[START]
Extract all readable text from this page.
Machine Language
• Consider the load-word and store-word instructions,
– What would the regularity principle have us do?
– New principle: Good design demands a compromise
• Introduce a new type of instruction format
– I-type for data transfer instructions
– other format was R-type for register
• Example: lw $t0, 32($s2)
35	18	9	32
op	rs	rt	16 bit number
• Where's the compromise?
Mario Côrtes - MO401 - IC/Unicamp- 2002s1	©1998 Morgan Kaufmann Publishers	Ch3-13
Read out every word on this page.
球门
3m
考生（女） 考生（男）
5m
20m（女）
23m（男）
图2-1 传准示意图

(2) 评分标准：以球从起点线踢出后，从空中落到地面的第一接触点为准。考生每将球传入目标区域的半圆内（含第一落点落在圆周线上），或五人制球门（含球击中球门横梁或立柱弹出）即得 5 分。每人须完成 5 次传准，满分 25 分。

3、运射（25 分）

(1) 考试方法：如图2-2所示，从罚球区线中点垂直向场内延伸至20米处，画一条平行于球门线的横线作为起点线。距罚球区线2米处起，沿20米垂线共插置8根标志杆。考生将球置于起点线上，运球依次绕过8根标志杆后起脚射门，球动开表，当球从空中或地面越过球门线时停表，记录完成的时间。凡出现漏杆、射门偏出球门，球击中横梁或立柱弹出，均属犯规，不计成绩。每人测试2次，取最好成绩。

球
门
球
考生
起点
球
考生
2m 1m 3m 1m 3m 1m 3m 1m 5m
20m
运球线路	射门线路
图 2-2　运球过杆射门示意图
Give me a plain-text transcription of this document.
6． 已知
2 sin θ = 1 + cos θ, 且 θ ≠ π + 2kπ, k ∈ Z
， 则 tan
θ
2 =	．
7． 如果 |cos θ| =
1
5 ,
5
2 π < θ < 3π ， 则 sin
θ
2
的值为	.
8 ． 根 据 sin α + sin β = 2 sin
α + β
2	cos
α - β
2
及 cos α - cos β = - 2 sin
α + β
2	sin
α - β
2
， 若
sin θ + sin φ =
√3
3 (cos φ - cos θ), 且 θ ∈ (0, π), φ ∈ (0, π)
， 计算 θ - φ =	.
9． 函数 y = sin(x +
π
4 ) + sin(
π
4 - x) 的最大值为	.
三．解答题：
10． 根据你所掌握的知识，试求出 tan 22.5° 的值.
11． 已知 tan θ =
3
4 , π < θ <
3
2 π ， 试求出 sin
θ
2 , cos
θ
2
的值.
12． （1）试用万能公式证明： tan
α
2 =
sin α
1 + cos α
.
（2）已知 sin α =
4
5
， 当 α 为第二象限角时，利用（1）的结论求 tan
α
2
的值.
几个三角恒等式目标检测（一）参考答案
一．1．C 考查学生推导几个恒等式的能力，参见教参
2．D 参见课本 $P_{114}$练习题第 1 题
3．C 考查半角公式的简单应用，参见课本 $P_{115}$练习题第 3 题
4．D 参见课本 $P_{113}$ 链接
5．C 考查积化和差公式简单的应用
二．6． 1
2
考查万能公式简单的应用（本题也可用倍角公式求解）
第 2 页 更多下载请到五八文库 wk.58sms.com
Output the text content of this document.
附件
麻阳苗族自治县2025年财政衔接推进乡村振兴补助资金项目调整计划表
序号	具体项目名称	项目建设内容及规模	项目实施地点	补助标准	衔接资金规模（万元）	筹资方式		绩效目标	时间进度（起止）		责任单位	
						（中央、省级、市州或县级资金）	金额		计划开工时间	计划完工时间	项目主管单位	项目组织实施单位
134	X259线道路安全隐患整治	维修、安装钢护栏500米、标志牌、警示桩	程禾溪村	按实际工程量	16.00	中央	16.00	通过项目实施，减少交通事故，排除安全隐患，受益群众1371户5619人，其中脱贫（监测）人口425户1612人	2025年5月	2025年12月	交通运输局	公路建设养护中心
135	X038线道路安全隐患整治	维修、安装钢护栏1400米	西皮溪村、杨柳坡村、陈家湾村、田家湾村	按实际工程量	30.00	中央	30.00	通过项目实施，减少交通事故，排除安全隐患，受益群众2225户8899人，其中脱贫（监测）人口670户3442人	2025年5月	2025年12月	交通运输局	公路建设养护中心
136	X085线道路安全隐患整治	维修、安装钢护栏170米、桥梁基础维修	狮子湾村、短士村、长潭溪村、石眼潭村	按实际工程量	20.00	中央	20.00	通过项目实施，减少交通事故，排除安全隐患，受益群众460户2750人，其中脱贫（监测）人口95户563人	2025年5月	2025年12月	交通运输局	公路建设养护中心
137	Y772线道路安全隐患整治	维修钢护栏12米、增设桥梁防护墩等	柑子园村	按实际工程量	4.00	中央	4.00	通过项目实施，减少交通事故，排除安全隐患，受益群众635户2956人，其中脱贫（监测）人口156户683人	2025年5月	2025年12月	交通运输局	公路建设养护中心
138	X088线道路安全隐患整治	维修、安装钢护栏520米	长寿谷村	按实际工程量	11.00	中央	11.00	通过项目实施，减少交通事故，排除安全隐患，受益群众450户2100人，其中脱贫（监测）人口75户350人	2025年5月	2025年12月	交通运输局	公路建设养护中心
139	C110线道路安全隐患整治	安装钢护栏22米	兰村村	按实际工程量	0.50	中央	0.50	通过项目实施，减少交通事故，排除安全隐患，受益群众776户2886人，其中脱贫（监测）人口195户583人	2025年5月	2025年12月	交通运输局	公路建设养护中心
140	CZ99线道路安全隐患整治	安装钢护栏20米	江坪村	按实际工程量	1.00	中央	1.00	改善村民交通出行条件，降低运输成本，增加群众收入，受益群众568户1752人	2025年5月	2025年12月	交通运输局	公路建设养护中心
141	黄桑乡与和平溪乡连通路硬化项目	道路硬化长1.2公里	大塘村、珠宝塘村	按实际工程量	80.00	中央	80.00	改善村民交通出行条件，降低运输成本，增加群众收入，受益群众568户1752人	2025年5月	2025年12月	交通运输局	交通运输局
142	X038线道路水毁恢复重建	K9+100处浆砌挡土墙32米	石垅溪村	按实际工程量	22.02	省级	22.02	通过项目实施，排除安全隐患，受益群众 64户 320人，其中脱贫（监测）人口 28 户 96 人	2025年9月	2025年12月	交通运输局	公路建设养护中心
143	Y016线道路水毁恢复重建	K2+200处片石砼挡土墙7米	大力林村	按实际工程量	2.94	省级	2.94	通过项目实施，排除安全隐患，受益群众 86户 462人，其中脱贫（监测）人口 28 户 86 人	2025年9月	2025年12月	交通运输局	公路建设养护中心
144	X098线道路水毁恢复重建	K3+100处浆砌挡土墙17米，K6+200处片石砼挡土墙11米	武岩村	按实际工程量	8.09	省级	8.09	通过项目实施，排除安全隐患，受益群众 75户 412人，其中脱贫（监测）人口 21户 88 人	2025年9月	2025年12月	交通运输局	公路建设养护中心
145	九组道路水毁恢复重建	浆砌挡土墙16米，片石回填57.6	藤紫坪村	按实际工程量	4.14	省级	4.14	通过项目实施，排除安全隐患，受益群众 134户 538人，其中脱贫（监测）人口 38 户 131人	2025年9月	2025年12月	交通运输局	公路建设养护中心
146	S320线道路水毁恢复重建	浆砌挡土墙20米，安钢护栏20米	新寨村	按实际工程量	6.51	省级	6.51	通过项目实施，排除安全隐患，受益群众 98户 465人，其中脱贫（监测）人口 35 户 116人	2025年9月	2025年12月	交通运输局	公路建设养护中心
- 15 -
[END]
Copy all lines of the listing above that contain the string "word".

▶ Output below
• Consider the load-word and store-word instructions,
Read out every word on this page.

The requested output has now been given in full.